GIVEN INFORMATION:
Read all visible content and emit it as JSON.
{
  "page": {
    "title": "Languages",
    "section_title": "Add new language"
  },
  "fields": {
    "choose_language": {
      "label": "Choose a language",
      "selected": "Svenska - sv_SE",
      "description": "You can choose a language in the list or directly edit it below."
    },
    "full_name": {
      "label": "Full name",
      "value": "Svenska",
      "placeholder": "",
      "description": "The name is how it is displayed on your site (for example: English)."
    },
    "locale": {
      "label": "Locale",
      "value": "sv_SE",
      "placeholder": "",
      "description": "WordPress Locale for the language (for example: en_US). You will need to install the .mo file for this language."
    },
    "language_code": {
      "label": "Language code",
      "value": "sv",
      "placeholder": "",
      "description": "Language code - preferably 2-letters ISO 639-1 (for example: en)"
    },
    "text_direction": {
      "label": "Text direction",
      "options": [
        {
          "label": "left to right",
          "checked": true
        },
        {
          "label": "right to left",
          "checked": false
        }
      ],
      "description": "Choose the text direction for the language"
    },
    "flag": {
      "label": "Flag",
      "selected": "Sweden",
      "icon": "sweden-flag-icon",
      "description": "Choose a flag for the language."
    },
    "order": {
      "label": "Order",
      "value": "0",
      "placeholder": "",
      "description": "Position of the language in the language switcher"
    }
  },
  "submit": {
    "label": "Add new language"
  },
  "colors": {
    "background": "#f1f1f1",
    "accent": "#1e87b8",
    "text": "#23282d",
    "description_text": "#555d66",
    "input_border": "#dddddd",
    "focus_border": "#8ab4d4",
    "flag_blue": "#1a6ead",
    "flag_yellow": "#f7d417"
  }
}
...
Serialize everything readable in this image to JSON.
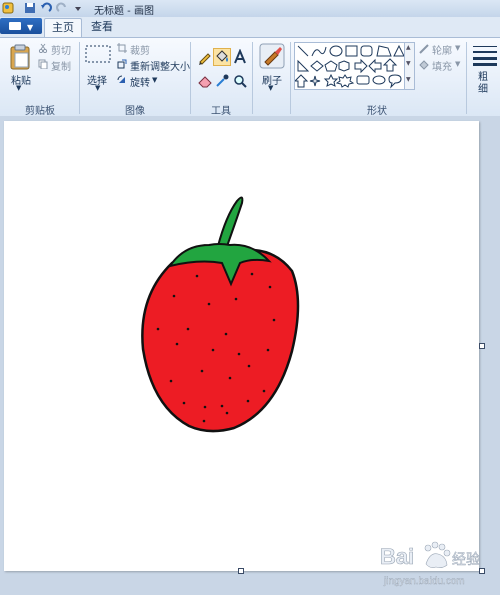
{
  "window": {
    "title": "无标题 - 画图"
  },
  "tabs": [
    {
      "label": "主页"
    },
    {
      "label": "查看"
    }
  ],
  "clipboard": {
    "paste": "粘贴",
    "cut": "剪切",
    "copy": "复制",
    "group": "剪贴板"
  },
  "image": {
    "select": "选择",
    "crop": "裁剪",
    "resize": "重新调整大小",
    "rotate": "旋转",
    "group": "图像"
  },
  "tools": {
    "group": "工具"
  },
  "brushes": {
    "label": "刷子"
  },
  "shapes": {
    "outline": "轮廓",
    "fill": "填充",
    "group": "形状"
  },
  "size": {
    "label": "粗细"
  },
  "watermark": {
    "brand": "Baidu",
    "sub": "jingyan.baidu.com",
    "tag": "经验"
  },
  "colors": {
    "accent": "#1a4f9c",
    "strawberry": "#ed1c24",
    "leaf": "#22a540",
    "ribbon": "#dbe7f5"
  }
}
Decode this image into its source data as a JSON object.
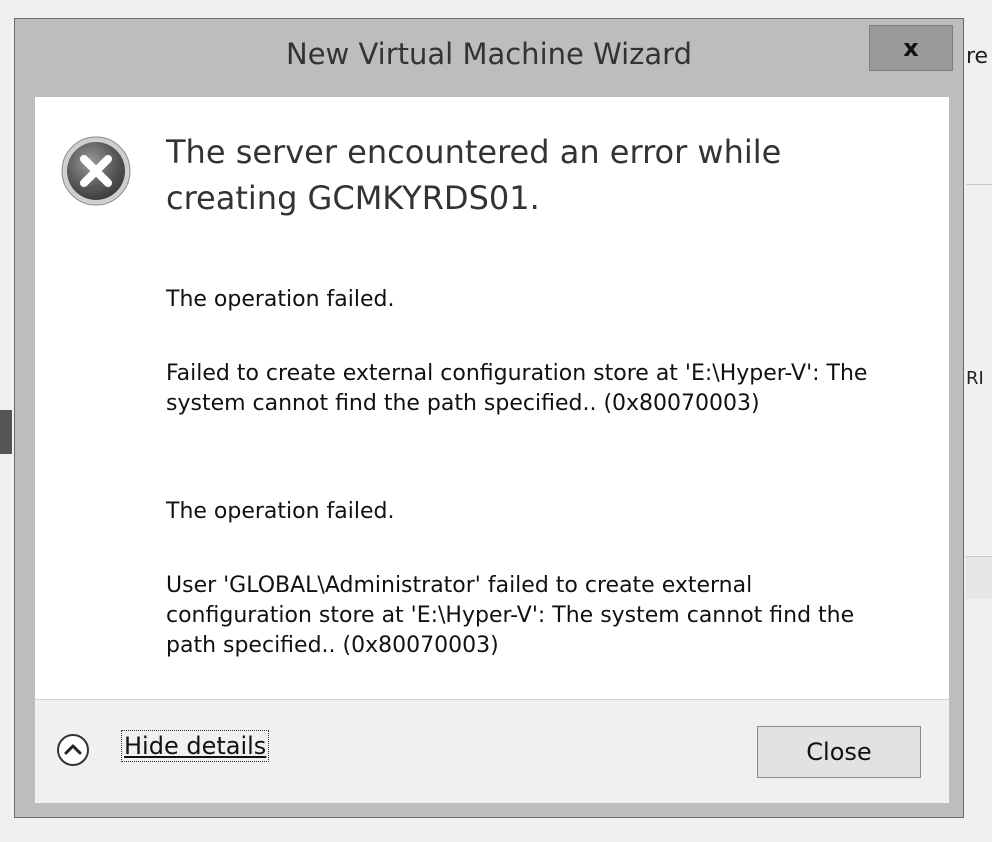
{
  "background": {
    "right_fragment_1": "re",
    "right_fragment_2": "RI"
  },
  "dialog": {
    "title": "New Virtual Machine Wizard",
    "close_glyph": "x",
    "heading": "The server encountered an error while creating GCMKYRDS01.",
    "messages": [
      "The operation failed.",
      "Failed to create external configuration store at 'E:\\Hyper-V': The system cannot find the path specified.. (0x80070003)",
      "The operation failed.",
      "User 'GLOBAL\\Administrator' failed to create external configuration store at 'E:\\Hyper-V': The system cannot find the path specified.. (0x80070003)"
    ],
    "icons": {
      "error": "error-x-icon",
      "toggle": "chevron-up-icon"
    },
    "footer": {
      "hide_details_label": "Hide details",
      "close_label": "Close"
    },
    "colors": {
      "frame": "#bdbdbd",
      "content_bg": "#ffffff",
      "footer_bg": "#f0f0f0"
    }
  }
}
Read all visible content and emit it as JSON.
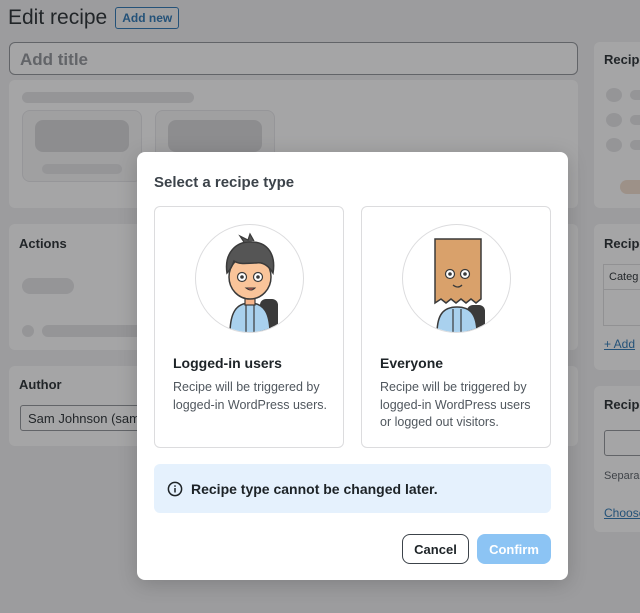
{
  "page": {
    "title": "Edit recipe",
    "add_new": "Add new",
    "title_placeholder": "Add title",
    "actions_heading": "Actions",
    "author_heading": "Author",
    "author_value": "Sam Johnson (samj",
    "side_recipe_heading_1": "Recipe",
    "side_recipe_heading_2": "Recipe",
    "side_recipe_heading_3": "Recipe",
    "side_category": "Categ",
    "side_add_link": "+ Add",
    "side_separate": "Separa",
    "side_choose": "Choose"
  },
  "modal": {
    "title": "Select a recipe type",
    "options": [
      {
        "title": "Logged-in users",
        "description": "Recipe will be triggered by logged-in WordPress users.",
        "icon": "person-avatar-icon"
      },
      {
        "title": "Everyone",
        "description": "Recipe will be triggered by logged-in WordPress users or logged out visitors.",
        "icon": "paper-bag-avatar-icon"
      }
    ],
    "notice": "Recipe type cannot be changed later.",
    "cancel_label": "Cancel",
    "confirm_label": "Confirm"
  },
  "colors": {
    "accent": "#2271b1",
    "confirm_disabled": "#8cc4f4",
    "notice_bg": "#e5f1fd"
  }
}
==
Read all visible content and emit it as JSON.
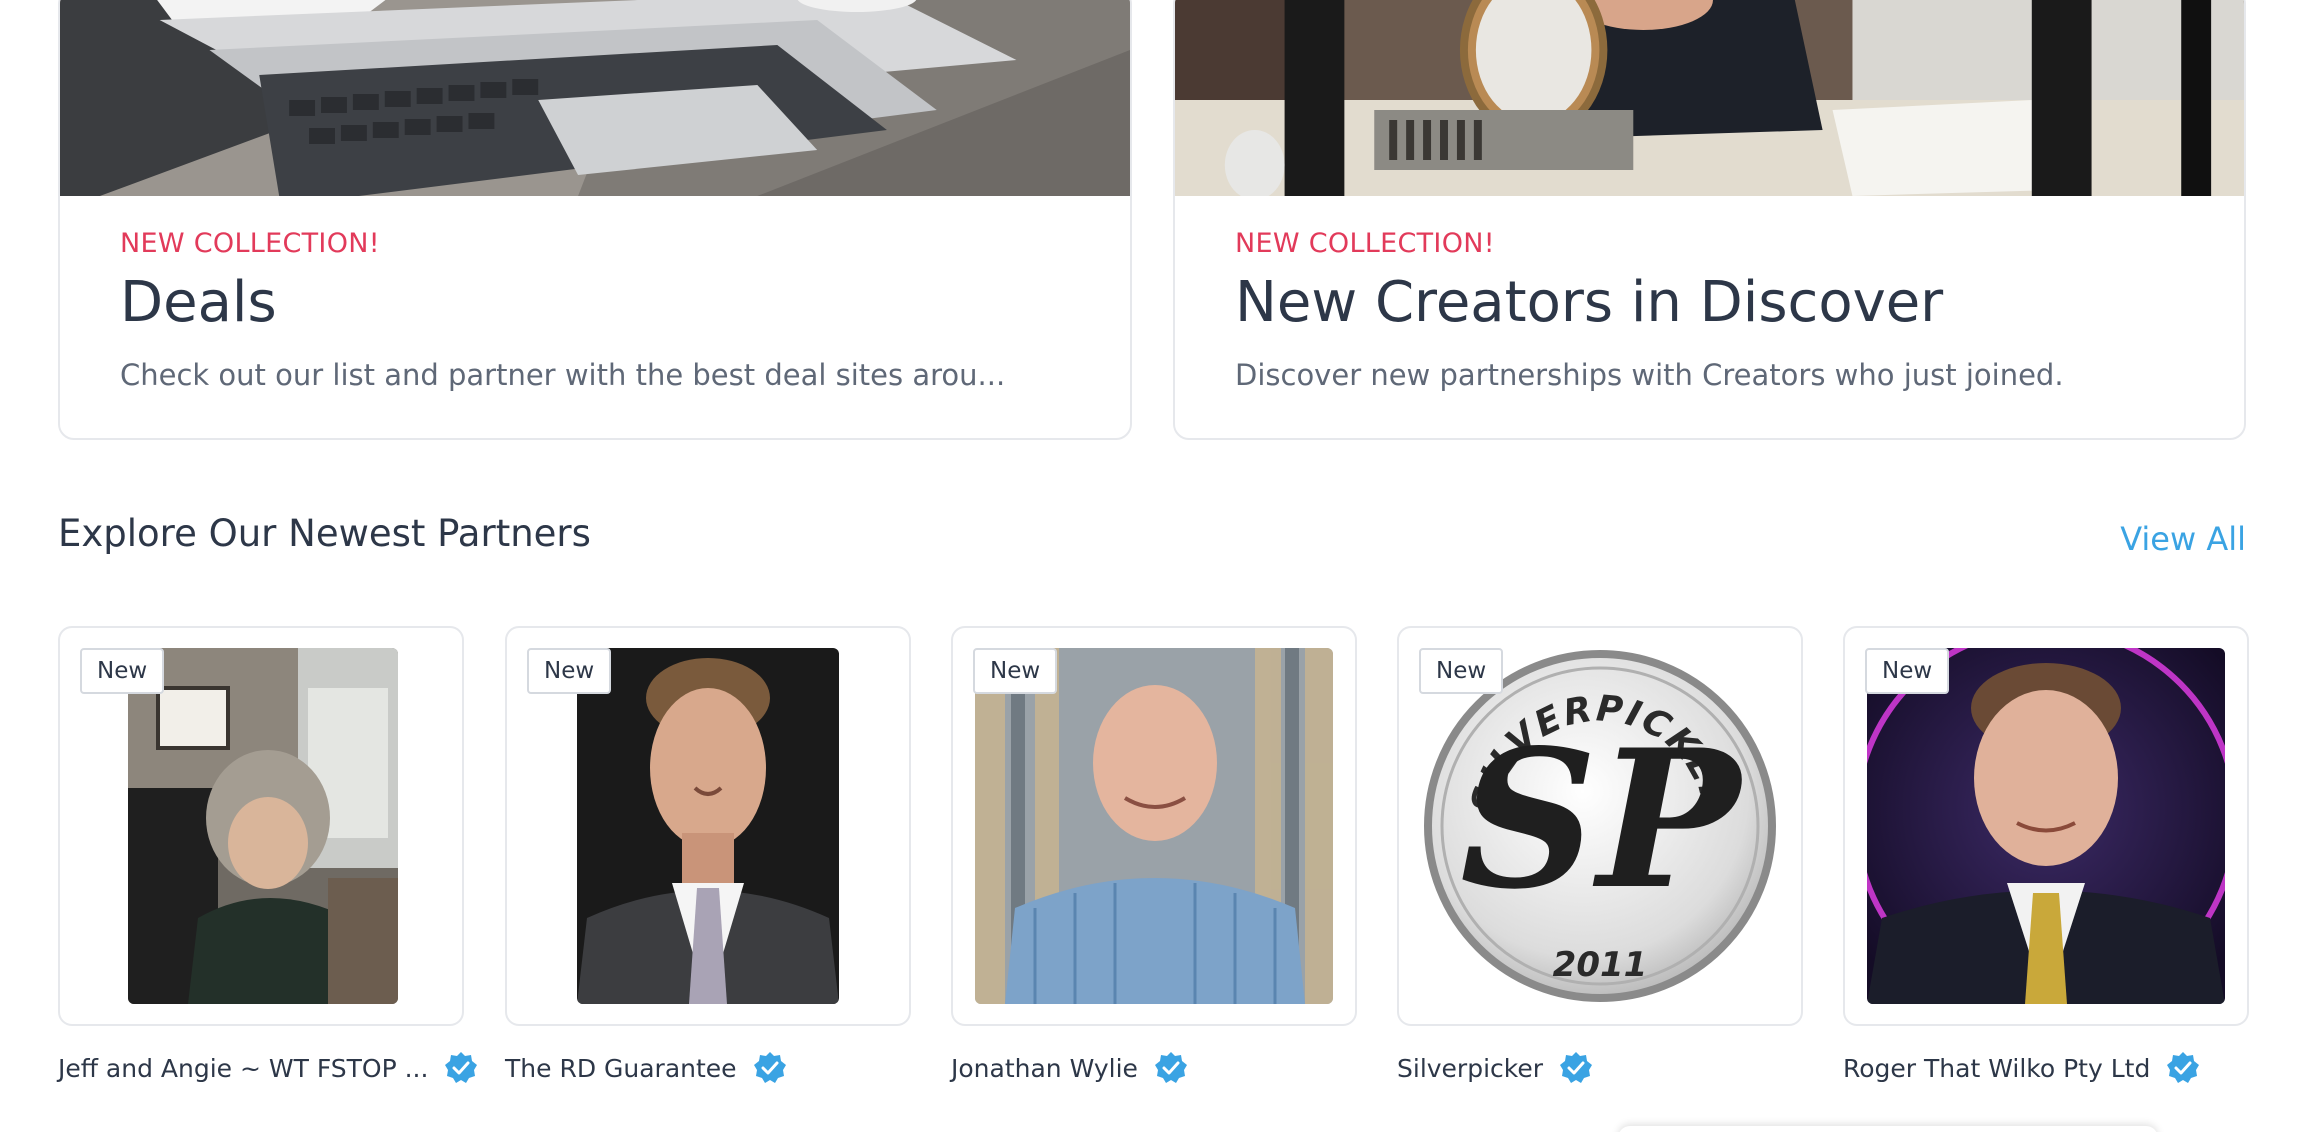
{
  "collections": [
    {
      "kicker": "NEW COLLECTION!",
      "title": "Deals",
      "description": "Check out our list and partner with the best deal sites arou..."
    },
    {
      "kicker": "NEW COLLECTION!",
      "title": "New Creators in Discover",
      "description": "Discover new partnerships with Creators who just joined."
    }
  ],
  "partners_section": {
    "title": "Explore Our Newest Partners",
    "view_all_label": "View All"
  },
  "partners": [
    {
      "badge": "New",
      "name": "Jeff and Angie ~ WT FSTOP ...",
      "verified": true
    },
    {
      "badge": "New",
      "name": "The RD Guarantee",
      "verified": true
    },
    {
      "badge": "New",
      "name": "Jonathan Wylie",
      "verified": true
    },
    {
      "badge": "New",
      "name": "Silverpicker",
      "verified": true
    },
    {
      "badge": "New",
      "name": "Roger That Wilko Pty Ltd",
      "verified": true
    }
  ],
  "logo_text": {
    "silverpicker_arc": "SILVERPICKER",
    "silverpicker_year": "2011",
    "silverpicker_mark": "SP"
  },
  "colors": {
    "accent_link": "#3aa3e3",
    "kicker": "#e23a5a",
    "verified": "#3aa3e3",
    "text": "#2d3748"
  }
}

INSTRUCTIONS TO FOLLOW: Using the records above, pull out each line where the word "selected" occurs.

RESPONSE:
      "selected": "Svenska - sv_SE",
      "selected": "Sweden",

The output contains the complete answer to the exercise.